Instruction:
Copy, from the entries below, each line where the word "this" can be found.

━━━━━━━━

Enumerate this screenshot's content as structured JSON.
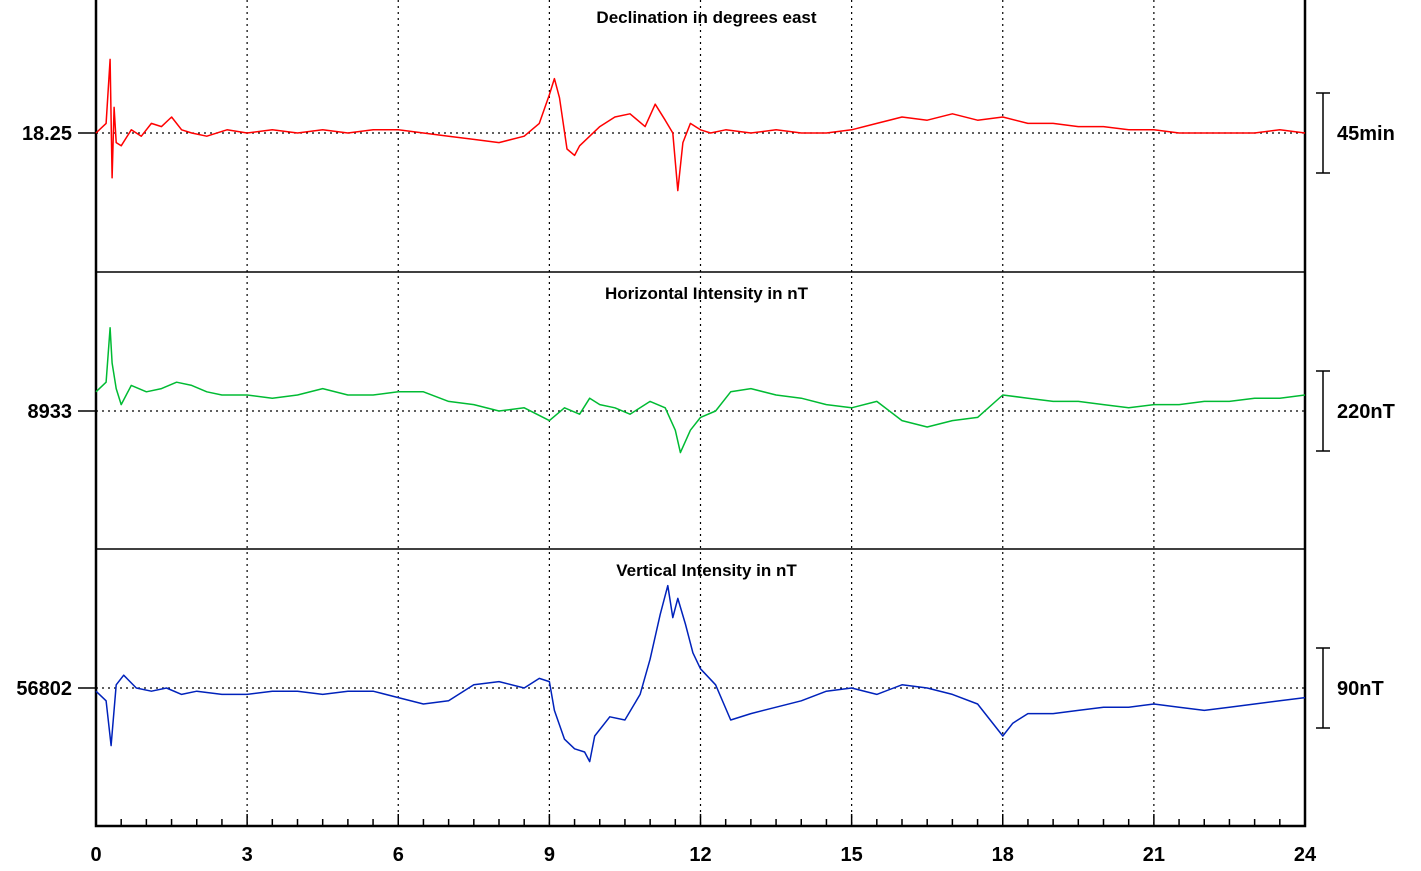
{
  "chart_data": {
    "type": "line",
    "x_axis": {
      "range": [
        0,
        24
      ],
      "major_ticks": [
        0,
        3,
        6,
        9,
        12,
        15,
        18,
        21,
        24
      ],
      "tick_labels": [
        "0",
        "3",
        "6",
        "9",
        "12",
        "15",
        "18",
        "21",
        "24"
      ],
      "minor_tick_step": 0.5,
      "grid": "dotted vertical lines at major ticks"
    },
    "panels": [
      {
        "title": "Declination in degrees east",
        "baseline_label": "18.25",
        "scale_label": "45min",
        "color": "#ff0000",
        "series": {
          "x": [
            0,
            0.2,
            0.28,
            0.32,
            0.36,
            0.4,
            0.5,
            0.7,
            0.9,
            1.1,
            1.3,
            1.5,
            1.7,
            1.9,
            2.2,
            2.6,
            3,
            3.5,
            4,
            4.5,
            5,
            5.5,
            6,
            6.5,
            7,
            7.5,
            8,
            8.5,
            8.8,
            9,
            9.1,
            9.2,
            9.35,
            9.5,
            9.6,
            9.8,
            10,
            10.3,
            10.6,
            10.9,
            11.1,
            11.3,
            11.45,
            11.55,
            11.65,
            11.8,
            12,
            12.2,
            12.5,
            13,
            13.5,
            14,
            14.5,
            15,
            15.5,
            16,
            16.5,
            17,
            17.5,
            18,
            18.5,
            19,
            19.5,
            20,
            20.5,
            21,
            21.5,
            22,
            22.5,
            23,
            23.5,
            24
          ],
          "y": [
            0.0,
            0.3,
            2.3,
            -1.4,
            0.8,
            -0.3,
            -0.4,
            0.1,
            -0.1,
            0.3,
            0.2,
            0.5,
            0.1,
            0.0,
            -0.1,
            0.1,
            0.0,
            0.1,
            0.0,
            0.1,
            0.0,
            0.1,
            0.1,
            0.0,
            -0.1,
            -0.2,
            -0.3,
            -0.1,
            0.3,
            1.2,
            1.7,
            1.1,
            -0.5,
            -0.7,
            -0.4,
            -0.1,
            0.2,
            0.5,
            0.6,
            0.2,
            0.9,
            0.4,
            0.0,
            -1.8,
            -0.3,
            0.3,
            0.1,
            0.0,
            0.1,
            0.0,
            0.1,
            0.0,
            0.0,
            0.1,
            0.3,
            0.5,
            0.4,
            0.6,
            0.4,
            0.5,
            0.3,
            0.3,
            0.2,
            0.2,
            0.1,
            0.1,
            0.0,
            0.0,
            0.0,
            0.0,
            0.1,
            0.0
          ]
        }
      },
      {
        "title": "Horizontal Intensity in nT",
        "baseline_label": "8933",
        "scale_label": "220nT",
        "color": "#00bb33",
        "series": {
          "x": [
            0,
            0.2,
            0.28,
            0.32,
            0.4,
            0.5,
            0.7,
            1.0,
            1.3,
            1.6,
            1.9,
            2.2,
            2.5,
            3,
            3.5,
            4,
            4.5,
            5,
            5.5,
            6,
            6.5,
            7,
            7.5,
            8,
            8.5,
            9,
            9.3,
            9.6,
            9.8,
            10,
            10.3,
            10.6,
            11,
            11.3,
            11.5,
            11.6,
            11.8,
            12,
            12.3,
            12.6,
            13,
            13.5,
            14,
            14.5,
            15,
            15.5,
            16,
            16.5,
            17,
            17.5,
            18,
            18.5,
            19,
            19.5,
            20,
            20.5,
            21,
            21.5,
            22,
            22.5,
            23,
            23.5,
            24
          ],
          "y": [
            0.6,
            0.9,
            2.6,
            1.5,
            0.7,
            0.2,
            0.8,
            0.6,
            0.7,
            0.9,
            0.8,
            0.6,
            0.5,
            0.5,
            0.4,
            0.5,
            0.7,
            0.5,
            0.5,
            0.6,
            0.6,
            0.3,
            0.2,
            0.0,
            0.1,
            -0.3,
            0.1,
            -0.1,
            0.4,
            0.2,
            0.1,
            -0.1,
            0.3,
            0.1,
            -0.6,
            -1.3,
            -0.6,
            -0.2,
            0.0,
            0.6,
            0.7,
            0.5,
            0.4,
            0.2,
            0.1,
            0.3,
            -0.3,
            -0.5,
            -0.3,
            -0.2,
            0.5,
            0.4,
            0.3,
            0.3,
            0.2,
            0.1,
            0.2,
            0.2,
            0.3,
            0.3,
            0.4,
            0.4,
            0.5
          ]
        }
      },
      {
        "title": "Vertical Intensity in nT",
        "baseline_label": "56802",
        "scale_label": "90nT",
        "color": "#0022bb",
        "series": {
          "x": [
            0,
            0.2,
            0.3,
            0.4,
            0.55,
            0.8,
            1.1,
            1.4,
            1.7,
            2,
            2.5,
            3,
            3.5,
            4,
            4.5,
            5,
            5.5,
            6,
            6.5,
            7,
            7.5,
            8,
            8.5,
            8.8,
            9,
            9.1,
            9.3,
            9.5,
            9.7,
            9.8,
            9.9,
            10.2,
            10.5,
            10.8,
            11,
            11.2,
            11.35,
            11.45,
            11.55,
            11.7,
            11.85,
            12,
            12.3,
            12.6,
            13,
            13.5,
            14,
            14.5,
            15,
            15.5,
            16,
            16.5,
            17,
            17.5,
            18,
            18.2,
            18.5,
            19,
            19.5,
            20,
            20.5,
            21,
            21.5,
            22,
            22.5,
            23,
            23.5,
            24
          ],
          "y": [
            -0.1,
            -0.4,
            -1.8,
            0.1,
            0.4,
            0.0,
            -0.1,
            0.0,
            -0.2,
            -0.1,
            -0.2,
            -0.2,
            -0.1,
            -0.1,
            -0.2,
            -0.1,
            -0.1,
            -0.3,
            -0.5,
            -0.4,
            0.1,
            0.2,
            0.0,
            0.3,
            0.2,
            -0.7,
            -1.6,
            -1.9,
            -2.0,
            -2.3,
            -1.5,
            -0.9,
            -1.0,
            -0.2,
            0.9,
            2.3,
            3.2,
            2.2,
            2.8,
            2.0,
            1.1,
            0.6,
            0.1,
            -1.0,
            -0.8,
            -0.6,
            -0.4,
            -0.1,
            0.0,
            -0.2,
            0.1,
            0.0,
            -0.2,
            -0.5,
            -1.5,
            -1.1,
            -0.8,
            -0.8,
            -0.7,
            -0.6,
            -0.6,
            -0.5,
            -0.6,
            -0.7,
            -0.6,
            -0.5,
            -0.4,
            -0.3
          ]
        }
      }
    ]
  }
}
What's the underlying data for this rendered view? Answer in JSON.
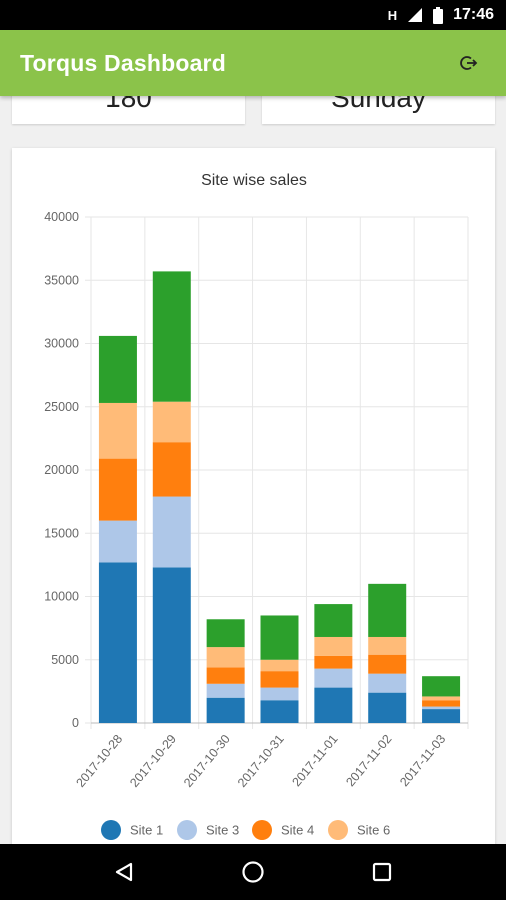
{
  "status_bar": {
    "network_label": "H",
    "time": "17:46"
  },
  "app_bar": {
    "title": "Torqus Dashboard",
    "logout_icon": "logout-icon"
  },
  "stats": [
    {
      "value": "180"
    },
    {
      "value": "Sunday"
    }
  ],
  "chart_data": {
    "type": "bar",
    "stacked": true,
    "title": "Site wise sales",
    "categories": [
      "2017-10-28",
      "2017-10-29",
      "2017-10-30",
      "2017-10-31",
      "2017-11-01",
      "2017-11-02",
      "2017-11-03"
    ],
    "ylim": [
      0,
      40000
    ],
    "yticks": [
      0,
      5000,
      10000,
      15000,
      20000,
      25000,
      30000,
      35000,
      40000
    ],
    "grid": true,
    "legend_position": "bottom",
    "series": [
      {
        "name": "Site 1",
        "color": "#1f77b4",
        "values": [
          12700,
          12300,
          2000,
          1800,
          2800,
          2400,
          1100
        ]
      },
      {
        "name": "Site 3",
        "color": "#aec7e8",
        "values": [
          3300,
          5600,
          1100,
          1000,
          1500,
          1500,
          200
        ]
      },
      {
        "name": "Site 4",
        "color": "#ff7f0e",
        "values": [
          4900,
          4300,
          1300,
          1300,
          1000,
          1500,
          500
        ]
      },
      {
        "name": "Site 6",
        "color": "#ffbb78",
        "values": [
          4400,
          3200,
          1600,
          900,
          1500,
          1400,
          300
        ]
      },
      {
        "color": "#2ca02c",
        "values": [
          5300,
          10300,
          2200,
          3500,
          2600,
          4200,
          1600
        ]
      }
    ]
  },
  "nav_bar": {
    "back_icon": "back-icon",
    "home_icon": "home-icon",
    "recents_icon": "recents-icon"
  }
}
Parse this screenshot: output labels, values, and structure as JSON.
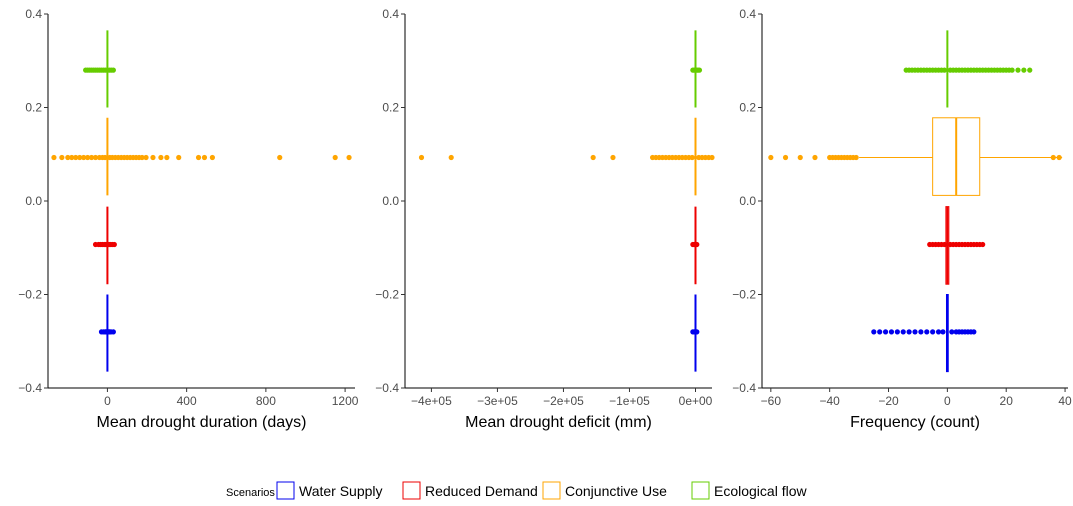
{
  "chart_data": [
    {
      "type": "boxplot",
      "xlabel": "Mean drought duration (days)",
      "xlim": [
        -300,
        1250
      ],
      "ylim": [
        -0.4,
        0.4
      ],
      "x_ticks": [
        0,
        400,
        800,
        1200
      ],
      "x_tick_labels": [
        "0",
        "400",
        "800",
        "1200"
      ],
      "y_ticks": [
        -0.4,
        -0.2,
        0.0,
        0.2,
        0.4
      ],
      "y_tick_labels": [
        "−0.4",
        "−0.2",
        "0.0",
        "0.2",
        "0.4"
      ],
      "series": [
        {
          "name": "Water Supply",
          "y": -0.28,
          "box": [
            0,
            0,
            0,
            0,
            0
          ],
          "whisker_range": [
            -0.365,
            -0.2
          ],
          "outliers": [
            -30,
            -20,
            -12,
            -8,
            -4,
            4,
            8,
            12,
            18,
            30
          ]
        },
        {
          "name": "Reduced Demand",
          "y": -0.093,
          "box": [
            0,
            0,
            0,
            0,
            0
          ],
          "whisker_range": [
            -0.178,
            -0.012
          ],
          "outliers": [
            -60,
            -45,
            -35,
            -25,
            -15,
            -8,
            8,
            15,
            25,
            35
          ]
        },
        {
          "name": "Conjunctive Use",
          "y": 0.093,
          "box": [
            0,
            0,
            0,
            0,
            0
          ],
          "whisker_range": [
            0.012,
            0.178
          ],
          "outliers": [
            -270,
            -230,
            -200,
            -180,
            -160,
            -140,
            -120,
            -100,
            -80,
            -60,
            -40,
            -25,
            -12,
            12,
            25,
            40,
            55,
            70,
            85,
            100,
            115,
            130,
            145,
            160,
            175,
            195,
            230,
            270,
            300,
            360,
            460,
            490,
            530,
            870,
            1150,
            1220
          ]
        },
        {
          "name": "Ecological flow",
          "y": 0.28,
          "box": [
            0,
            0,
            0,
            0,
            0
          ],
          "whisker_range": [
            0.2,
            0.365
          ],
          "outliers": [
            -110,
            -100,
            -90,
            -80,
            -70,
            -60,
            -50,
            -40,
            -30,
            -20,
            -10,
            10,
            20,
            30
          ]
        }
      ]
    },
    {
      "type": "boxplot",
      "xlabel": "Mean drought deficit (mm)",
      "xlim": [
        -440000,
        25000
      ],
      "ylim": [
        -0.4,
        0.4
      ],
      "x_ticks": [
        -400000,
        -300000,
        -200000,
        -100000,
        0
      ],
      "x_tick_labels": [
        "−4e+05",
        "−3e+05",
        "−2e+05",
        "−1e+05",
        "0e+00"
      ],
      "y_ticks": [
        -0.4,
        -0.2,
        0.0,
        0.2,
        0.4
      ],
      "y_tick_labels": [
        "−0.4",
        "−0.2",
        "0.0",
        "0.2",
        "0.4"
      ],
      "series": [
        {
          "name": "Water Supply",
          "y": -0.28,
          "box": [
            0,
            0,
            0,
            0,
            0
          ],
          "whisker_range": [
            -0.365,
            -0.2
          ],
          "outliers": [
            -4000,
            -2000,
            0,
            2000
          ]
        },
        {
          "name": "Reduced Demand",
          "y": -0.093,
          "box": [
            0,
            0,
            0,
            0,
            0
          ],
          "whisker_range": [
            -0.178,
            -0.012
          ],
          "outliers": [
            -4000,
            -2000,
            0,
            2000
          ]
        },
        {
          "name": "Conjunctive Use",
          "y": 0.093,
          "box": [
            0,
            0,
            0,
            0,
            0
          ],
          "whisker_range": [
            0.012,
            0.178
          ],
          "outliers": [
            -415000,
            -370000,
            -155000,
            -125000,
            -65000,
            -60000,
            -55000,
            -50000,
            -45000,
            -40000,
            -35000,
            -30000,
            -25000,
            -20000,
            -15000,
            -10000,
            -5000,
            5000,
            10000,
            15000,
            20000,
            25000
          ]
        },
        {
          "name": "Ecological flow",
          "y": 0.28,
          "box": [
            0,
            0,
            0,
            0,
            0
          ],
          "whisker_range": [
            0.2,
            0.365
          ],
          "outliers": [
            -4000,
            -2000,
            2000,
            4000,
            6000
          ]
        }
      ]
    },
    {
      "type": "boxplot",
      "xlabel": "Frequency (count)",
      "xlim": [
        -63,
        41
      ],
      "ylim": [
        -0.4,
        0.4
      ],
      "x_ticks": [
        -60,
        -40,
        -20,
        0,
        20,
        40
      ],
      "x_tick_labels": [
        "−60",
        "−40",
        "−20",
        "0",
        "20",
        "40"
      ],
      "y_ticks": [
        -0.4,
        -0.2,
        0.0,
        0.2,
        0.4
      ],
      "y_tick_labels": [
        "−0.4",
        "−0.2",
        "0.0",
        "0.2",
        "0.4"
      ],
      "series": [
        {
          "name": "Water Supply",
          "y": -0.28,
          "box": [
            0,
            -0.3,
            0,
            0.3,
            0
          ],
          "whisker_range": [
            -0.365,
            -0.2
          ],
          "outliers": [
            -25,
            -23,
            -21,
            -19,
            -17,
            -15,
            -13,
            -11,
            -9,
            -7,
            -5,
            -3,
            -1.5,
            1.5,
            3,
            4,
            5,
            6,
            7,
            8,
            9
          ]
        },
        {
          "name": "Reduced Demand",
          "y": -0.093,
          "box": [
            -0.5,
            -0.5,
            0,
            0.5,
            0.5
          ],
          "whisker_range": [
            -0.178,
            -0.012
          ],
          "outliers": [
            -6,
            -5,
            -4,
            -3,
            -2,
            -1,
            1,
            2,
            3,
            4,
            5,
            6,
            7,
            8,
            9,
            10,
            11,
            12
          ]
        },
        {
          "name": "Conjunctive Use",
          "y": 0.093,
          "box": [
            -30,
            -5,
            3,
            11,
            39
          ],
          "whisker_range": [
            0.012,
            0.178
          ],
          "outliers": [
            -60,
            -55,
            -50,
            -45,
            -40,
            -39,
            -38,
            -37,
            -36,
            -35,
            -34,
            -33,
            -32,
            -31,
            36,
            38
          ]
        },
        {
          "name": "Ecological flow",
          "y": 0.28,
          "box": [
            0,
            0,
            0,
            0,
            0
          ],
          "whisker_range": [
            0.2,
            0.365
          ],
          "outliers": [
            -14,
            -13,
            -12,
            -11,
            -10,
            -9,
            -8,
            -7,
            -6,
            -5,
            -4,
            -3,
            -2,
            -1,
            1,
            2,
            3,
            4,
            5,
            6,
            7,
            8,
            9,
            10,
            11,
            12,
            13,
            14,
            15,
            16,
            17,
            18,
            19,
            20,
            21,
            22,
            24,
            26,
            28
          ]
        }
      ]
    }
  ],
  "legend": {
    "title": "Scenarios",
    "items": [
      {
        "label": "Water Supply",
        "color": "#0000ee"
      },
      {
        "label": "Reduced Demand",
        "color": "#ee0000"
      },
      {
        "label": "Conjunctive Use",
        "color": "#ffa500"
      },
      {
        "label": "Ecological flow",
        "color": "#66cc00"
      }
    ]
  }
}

━━━━━━━━

Reply to the exercise:
Enumerate this screenshot's content as structured JSON.
What's the underlying data for this rendered view? Answer in JSON.
Parse this screenshot: output labels, values, and structure as JSON.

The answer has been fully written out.